**Supplied passage**
TLK61 pabaA1 yA2 ΔcatC::argBΔC ΔargB::trpCΔB trpC801 veA1 Obtained by transforming strain RMS011 with linear pLK20 (this work)
TLK12 pabaA1 yA2 ΔargB::trpCΔB ΔcatB::argBΔB trpC801 veA1 23 (FGSC strain A1054 and ATCC MYA-118)
CLK35 pabaA1 yA2 biA1 ΔcatC::argBΔC ΔcatA::argBΔA ΔcatB::argBΔB veA1 Progeny from cross CLK20 × TLK61 (this work)
CLK14 biA1 ΔcatA::argBΔA metG1 ΔcatB::argBΔB veA1 Progeny from cross CLK12 × TLK12 (this work)
CLK15 biA1 metG1 ΔcatB::argBΔB veA1 Progeny from cross CLK12 × TLK12 (this work)
RYC17 ΔargB::trpCΔB ΔcatA::argB veA1 Partial genotype 7
RYC16 ΔargB::trpCΔB ΔcatA::argB ΔcatB::argB veA1 Partial genotype 7
CLK36 pabaA1 biA1 ΔcatC::argBΔC ΔcatA::argBΔA metG1 ΔcatB::argBΔB veA1 Progeny from cross CLK20 × TLK61 (this work)
a

To obtain triple catA catB catC mutants, strains CLK20 and TLK61 were crossed. Master plates containing progeny from this cross were screened for the lack of CatB, using 20 mM H2O2, as described previously (23). Of 94 strains, 37 lacked catB and used to extract genomic DNA. DNA samples were screened for catC disruption by PCR, using oligonucleotides catC10 (5′AAGATTGGGTCGAAGCGG3′) and argB1 (5′CATAAGTCCGCCAGCAGG3′). The lack of CatA and CatB activities was confirmed by Zymogram analysis. 

b

FGSC, Fungal Genetics Stock Center. 

Catalase induction by different types of stress.

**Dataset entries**
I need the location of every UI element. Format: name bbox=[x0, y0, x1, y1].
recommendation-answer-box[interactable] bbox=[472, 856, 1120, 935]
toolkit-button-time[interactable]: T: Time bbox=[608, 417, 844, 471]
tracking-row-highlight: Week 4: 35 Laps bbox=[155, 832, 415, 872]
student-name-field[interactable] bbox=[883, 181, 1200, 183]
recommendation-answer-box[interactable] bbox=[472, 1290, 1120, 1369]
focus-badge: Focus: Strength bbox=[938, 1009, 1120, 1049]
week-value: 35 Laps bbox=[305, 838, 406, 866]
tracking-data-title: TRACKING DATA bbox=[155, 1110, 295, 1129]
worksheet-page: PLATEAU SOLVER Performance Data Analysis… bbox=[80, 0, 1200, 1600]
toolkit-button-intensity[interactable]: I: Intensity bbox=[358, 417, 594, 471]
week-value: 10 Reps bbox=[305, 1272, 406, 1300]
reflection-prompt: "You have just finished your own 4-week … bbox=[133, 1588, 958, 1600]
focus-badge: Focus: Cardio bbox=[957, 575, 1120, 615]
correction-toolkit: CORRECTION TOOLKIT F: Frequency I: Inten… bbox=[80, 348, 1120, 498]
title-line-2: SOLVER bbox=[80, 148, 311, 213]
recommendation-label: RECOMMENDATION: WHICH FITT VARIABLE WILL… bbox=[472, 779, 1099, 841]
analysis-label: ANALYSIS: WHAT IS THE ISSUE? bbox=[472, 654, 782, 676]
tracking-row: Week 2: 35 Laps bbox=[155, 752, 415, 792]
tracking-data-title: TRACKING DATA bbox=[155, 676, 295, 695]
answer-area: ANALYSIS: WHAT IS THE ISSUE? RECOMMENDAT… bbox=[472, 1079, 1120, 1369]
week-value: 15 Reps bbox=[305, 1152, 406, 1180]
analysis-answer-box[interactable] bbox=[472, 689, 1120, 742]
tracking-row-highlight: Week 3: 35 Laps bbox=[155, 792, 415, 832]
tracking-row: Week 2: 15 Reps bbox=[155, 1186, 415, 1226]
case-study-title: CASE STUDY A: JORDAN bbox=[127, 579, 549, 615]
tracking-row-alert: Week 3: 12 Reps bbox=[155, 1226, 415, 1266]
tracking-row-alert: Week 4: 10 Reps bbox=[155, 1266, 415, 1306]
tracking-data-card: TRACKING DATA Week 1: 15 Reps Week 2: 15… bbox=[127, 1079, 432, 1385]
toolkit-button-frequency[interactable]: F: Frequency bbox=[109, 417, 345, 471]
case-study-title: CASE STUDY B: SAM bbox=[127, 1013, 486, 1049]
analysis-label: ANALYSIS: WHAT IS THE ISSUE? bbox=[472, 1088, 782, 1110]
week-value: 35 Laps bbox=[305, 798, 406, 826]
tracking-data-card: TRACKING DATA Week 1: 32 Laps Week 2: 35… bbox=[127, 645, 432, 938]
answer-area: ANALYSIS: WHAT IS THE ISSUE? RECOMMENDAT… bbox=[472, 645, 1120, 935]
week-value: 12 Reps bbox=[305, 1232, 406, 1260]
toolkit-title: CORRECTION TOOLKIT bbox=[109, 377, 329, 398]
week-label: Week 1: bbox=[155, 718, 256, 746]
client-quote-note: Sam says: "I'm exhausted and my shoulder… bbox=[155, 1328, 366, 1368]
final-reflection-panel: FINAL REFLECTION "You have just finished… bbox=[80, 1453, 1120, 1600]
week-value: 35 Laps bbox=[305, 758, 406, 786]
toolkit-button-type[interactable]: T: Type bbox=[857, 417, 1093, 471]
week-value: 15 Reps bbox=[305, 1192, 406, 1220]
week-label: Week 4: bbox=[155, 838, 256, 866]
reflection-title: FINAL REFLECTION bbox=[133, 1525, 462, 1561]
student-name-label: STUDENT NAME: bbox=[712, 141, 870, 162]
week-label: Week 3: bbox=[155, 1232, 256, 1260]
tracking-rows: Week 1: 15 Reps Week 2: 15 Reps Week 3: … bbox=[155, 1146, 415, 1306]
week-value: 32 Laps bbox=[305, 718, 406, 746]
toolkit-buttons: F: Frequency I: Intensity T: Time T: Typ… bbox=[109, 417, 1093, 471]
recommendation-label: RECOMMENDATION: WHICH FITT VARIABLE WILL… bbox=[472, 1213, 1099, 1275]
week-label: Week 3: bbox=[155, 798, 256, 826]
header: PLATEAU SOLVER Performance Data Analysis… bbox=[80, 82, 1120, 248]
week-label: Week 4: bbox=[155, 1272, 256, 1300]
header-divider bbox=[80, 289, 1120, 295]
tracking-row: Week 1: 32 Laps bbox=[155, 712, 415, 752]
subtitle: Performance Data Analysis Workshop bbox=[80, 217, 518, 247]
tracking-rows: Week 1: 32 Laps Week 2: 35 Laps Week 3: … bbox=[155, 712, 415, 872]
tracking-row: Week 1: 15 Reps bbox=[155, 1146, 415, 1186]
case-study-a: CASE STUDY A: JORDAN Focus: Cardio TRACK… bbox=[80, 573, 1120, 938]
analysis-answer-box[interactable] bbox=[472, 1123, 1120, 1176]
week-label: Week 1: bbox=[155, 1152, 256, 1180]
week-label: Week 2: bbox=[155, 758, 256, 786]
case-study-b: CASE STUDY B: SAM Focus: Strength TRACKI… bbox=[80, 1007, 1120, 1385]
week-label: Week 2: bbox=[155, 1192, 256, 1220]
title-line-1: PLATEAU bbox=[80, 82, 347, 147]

**Work request 1**
Reproduce word for word the portion of the strain table from "To obtain triple" up to and including "by Zymogram analysis.".
**Work request 2**
Answer these questions using the strain table:
(a) Of the 94 strains screened, how many lacked catB?
(b) Which cross gave rise to strain CLK14?
(c) What does the abbreviation FGSC stand for?

**Written response 1**
To obtain triple catA catB catC mutants, strains CLK20 and TLK61 were crossed. Master plates containing progeny from this cross were screened for the lack of CatB, using 20 mM H2O2, as described previously (23). Of 94 strains, 37 lacked catB and used to extract genomic DNA. DNA samples were screened for catC disruption by PCR, using oligonucleotides catC10 (5′AAGATTGGGTCGAAGCGG3′) and argB1 (5′CATAAGTCCGCCAGCAGG3′). The lack of CatA and CatB activities was confirmed by Zymogram analysis.

**Written response 2**
(a) 37
(b) CLK12 × TLK12
(c) Fungal Genetics Stock Center